**CONJUNTO DE TAREFAS:**
1. Liste todas as pessoas mencionadas por nome próprio ou apelido na crônica sobre o currículo escolar.
2. Na crônica sobre o currículo escolar, a qual jornal o professor Carlos Eduardo Freire Maciel deu sua declaração?
3. Dê a continuação da crônica sobre o currículo escolar a partir do ponto em que ela termina.

Crônica

Reforma no currículo escolar já

“Já acompanhei vários alunos que entraram para o tráfico. A gente percebe que fica mais agressivo, tem roupas caras. Uma vez, num tiroteio, ouvi o som de uma granada. Os alunos riam.”
Declaração dada ao Jornal do Brasil por Carlos Eduardo Freire Maciel, professor de história


Marcelo Mirisola*

Claro que eles riram, riram da sua cara, professor. Riram do descompasso entre o que o senhor era obrigado a ensinar e o que eles queriam aprender. Provavelmente riram do sistema de aprovação automática, e dos Ministérios da Educação e Cultura, e riram da pompa e da circunstância e dos coquetéis em homenagem ao centenário da morte do Machadão, riram da Lei Rouanet, e riram do cabelo pintado dos velhinhos da “acadimia”, e riram das mentiras que contaram para eles, e também riram da carinha de espanto da Fátima Bernardes quando anunciou mais um diretor de presídio assassinado no Rio de Janeiro, riram da palavra “chacina” pronunciada pela mesma Fátima, e riram da cara dos playboys que cantam barquinhos a deslizar no macio azul do oceano blue, eles riram do tratamento que a Fátima fez para engravidar, e do condomínio fechado onde ela vai criar os três filhotes, isso tudo, professor, é muito engraçado, o senhor não acha? Os garotos se divertem. Qual o espanto? Seus alunos riram do Presidente da República dizendo que sem educação o sujeito não chega a lugar algum. Nesse ponto, eles não agüentaram de tanto rir, e então BUUMM! a granada explodiu.

**DADOS BRUTOS:**

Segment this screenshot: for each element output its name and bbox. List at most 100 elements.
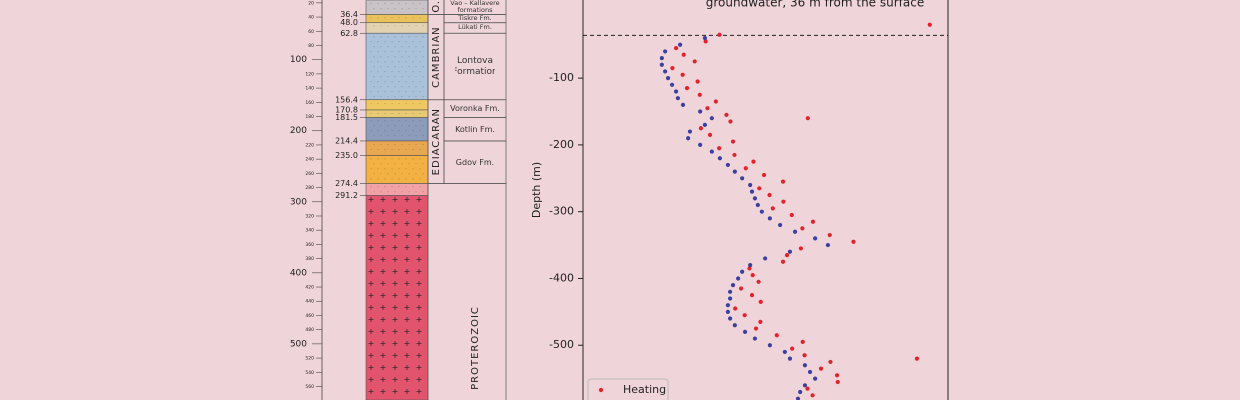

**RESPOSTAS ESCRITAS:**
1.
Carlos Eduardo Freire Maciel
Marcelo Mirisola
Machadão
Fátima Bernardes

2. Ao Jornal do Brasil.

3.
O que será que o professor Carlos Eduardo Freire Maciel ensinava na hora da explosão? A Conjuração dos Alfaiates?

Diante disso, voltei aos meus dezesseis anos, 1982.

Pensei nos tempos de escola: lembrei das “aulas” que tive no bilhar que ficava no bar da esquina. Foi lá que conheci a Leninha, a professora que cobrava por hora, mulata deliciosa. Lembrei das coisas que aprendi ao longo da vida, e cheguei a um termo mais do que óbvio: guardo comigo os livros que li, meus amigos e meus amores. Isto é: apenas aquilo que me interessa. O resto foi exasperação, encheção de saco de professor, suspensão, advertências, violência, nota vermelha, tédio, humilhação, dinheiro jogado fora.

Acho até que vale a pena reproduzir alguns trechos (longos...) da crônica que publiquei aqui no Congresso em Foco, no dia 3 de março deste ano. Eu dizia que, aos dezesseis anos, Luiza Brunet era uma necessidade premente. Ela me “inspirava” mais do que Machado de Assis. E tinha de ser assim e, aliás, deve ou devia ser assim até hoje.

O quê, para um adolescente miolo-mole, é mais instigante? Um professor discorrendo sobre mitocôndrias, ou uma granada explodindo na quadra da escola?
O adolescente-delinqüente de hoje prefere depredar a ter de encarar um Machado de Assis. E – pasmem – tem lá sua razão.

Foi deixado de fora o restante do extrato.